What you are asked to do:
From the material below, list every line containing "text".

[begin Raw records]

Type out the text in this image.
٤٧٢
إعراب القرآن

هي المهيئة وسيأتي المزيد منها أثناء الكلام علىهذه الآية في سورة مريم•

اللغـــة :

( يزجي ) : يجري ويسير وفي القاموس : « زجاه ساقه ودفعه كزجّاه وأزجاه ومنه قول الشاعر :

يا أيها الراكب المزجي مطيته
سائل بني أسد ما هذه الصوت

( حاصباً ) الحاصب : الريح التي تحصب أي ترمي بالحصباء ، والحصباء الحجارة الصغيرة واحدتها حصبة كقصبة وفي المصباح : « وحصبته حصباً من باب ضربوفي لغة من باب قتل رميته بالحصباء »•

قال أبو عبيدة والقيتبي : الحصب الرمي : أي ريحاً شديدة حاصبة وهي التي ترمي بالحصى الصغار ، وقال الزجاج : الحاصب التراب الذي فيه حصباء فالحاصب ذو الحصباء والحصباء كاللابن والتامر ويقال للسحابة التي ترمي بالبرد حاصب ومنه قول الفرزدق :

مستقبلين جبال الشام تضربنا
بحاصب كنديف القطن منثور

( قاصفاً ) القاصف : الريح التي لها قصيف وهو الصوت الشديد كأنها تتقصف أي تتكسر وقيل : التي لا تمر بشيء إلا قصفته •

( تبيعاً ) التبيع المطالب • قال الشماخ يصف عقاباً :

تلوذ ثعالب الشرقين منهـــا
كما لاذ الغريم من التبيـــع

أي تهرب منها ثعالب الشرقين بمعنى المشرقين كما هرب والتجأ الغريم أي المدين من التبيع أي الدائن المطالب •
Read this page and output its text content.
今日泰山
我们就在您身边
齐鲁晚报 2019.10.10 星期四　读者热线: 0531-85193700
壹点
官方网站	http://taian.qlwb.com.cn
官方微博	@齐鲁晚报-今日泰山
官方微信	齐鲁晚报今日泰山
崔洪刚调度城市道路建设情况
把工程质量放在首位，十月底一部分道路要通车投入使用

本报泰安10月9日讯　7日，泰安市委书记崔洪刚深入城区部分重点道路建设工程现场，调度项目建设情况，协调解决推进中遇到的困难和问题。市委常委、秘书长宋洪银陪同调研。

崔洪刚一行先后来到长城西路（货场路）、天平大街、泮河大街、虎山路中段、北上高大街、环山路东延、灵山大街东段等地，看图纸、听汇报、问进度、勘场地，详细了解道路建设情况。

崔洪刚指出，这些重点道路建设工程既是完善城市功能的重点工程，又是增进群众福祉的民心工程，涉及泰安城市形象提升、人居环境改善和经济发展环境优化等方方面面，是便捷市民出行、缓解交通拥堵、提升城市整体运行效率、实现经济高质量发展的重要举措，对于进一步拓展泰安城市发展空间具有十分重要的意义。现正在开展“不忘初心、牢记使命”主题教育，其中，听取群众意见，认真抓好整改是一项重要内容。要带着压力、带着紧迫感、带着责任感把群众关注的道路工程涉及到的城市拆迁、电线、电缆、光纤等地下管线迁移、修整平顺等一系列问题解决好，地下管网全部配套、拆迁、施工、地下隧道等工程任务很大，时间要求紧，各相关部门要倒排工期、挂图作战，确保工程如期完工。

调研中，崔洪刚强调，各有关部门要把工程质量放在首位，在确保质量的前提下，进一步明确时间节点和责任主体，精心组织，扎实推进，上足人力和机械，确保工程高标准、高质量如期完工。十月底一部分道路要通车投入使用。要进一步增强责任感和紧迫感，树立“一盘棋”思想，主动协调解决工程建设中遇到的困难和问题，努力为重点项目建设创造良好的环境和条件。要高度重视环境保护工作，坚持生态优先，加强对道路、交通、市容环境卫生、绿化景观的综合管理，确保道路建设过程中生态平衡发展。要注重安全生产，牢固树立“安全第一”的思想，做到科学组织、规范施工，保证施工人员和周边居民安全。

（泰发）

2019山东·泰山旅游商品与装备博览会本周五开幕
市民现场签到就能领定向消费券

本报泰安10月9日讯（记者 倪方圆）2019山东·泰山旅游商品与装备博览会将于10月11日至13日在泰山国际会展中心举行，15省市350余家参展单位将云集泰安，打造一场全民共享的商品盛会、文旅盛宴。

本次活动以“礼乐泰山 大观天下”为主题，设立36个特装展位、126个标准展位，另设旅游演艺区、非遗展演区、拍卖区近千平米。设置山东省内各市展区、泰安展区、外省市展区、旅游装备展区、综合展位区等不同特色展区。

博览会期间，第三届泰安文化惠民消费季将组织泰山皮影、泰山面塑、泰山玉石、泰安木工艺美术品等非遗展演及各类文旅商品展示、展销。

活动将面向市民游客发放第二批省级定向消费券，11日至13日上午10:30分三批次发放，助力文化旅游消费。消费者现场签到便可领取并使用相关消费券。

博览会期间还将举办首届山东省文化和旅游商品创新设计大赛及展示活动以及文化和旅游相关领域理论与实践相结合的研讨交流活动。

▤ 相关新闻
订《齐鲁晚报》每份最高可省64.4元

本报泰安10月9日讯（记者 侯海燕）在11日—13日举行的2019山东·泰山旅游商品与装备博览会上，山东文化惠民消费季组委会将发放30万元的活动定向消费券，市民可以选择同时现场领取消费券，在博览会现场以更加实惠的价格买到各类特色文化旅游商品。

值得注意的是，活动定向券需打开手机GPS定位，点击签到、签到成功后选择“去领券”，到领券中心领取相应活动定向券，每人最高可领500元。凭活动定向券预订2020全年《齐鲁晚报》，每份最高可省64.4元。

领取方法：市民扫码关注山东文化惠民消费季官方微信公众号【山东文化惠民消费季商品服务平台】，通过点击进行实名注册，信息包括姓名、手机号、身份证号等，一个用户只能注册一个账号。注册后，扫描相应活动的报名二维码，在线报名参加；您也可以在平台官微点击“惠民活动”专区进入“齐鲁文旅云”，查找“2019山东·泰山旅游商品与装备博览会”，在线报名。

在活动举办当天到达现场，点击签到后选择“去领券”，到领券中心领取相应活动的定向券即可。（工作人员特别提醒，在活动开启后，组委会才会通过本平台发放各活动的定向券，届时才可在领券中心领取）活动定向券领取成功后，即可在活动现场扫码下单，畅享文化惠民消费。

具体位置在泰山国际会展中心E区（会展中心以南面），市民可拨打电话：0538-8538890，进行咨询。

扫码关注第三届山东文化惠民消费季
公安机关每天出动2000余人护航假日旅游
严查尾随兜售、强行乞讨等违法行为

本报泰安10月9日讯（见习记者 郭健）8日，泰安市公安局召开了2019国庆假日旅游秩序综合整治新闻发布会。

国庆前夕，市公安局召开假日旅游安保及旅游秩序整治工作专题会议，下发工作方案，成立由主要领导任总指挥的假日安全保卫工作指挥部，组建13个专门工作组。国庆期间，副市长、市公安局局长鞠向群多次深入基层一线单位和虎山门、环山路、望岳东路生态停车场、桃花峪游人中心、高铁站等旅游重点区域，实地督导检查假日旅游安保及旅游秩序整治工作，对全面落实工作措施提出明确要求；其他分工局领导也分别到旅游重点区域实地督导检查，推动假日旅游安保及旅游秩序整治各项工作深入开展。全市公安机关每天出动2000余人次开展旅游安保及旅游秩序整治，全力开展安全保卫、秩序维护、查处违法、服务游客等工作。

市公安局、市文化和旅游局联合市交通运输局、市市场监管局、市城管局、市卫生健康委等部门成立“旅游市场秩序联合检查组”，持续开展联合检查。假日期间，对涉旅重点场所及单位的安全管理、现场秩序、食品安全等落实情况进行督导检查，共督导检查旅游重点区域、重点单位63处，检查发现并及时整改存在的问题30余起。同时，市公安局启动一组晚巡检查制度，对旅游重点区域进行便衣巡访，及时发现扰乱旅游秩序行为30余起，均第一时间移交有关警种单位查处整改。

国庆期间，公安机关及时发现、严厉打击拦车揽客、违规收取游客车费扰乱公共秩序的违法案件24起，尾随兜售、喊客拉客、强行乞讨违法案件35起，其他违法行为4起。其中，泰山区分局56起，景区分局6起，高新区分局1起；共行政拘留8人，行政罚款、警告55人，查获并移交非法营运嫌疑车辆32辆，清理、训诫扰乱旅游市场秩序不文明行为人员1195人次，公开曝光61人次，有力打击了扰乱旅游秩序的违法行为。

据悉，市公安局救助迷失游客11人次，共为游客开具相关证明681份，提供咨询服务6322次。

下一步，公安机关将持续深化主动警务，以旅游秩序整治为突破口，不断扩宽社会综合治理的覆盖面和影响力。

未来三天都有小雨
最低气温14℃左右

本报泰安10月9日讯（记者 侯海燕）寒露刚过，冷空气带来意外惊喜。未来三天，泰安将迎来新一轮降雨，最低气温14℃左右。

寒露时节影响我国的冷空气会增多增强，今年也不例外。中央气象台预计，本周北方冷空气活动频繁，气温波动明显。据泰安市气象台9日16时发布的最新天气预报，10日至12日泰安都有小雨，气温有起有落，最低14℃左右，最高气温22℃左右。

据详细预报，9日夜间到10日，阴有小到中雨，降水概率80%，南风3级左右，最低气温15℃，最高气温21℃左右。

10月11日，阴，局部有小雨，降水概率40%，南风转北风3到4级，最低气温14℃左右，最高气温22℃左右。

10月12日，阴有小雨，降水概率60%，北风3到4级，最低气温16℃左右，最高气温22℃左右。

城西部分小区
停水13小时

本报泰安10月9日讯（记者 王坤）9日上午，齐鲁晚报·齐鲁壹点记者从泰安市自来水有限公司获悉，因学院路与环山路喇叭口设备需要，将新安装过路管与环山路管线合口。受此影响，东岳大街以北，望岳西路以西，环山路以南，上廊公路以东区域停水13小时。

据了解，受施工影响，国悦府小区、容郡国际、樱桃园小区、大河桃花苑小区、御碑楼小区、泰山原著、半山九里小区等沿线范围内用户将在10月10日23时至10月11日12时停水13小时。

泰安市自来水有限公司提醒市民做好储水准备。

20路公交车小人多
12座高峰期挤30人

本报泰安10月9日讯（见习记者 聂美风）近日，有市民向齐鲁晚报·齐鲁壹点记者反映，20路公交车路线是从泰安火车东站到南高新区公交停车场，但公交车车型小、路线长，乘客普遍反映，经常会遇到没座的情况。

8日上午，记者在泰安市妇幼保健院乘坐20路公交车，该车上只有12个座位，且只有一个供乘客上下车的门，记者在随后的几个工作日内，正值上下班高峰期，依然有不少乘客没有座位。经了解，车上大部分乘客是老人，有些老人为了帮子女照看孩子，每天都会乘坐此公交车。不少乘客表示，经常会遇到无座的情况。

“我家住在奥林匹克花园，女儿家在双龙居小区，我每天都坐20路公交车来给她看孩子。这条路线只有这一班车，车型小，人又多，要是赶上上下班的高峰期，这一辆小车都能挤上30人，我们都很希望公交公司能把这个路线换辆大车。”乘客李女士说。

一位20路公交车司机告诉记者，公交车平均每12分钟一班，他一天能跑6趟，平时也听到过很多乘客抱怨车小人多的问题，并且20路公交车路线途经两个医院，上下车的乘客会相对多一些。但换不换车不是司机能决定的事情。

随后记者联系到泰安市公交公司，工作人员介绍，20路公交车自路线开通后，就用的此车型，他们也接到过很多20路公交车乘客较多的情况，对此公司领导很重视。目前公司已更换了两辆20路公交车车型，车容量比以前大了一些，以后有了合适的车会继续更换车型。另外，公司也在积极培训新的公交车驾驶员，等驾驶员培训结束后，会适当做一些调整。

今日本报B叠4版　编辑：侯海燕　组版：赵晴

[end Raw records]

The output:
Type out the text in this image.
Read this page and output its text content.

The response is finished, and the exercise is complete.